───── Records supplied ─────
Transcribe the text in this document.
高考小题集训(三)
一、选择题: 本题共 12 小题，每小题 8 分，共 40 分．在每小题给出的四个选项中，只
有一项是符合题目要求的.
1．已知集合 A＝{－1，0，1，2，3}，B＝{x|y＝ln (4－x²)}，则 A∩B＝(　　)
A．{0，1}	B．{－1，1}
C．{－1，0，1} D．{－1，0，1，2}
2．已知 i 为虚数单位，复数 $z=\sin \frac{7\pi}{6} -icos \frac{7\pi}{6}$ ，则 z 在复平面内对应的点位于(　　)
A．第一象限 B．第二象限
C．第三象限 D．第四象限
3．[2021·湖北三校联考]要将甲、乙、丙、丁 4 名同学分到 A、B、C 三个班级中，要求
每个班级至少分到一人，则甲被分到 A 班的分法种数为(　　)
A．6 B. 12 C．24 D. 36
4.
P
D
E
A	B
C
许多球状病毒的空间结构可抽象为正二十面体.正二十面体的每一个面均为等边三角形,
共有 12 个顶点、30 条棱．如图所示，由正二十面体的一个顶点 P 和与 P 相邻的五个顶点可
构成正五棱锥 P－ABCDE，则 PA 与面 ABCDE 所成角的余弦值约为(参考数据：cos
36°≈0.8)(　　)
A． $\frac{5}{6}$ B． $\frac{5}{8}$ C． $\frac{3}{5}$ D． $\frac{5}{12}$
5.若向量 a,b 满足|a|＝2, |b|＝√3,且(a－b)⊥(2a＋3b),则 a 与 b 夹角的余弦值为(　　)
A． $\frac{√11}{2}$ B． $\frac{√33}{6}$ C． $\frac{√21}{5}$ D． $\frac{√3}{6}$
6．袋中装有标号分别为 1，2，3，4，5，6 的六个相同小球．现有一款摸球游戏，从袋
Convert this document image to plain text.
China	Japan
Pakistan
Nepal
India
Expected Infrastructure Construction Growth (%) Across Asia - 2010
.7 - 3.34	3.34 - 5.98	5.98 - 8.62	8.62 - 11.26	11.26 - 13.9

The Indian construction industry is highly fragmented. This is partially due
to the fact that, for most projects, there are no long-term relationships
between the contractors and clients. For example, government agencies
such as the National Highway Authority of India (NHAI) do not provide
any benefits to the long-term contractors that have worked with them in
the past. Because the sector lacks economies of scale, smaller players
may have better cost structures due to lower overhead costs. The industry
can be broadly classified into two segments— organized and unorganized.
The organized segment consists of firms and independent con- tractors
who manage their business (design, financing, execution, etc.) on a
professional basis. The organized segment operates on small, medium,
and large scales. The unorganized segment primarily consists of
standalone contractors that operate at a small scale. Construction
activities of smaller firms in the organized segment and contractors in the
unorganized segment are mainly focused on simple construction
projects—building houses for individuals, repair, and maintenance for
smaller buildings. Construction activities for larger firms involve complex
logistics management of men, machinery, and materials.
─────
> **Aim of the exercise**
What do the records say? Quote them all exactly.

> **Response for this exercise**
Transcribe the text in this document.
高考小题集训(三)
一、选择题: 本题共 12 小题，每小题 8 分，共 40 分．在每小题给出的四个选项中，只
有一项是符合题目要求的.
1．已知集合 A＝{－1，0，1，2，3}，B＝{x|y＝ln (4－x²)}，则 A∩B＝(　　)
A．{0，1}	B．{－1，1}
C．{－1，0，1} D．{－1，0，1，2}
2．已知 i 为虚数单位，复数 $z=\sin \frac{7\pi}{6} -icos \frac{7\pi}{6}$ ，则 z 在复平面内对应的点位于(　　)
A．第一象限 B．第二象限
C．第三象限 D．第四象限
3．[2021·湖北三校联考]要将甲、乙、丙、丁 4 名同学分到 A、B、C 三个班级中，要求
每个班级至少分到一人，则甲被分到 A 班的分法种数为(　　)
A．6 B. 12 C．24 D. 36
4.
P
D
E
A	B
C
许多球状病毒的空间结构可抽象为正二十面体.正二十面体的每一个面均为等边三角形,
共有 12 个顶点、30 条棱．如图所示，由正二十面体的一个顶点 P 和与 P 相邻的五个顶点可
构成正五棱锥 P－ABCDE，则 PA 与面 ABCDE 所成角的余弦值约为(参考数据：cos
36°≈0.8)(　　)
A． $\frac{5}{6}$ B． $\frac{5}{8}$ C． $\frac{3}{5}$ D． $\frac{5}{12}$
5.若向量 a,b 满足|a|＝2, |b|＝√3,且(a－b)⊥(2a＋3b),则 a 与 b 夹角的余弦值为(　　)
A． $\frac{√11}{2}$ B． $\frac{√33}{6}$ C． $\frac{√21}{5}$ D． $\frac{√3}{6}$
6．袋中装有标号分别为 1，2，3，4，5，6 的六个相同小球．现有一款摸球游戏，从袋
Convert this document image to plain text.
China	Japan
Pakistan
Nepal
India
Expected Infrastructure Construction Growth (%) Across Asia - 2010
.7 - 3.34	3.34 - 5.98	5.98 - 8.62	8.62 - 11.26	11.26 - 13.9

The Indian construction industry is highly fragmented. This is partially due
to the fact that, for most projects, there are no long-term relationships
between the contractors and clients. For example, government agencies
such as the National Highway Authority of India (NHAI) do not provide
any benefits to the long-term contractors that have worked with them in
the past. Because the sector lacks economies of scale, smaller players
may have better cost structures due to lower overhead costs. The industry
can be broadly classified into two segments— organized and unorganized.
The organized segment consists of firms and independent con- tractors
who manage their business (design, financing, execution, etc.) on a
professional basis. The organized segment operates on small, medium,
and large scales. The unorganized segment primarily consists of
standalone contractors that operate at a small scale. Construction
activities of smaller firms in the organized segment and contractors in the
unorganized segment are mainly focused on simple construction
projects—building houses for individuals, repair, and maintenance for
smaller buildings. Construction activities for larger firms involve complex
logistics management of men, machinery, and materials.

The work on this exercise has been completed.